(Set task): From the listing below, extract each line containing the string "this".

(Records to use):
•••••
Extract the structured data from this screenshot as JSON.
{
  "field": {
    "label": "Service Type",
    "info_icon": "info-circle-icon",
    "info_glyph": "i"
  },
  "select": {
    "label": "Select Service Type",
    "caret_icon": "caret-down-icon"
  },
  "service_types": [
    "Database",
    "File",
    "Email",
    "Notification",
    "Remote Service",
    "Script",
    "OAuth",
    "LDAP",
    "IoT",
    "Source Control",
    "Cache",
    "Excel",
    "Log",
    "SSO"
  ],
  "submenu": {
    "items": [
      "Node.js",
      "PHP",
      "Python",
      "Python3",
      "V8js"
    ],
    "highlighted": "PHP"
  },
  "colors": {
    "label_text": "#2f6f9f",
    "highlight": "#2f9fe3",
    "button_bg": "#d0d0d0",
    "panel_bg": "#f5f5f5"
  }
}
•••••
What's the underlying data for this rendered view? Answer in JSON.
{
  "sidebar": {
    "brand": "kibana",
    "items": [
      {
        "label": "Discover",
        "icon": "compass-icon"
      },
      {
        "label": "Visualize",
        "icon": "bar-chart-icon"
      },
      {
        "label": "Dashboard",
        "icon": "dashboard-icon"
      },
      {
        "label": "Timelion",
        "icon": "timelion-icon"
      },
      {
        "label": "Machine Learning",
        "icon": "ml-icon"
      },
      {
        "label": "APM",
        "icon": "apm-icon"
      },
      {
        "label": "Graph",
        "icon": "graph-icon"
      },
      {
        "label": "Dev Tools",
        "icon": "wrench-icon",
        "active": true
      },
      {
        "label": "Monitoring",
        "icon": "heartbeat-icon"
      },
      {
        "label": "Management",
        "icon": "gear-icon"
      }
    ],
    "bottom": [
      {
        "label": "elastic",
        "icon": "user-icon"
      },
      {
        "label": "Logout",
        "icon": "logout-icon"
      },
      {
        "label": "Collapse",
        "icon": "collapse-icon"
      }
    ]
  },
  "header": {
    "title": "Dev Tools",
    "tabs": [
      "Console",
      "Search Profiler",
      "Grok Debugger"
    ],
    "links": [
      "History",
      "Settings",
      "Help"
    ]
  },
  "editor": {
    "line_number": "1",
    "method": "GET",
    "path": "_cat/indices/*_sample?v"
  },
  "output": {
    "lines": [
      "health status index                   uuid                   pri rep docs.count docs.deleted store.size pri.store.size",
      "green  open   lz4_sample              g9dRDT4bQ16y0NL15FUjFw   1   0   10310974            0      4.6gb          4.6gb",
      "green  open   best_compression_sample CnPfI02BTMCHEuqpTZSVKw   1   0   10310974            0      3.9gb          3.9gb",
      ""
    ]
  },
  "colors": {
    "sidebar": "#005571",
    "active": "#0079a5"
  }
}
•••••
(Completed exercise):
Extract the structured data from this screenshot as JSON.
What's the underlying data for this rendered view? Answer in JSON.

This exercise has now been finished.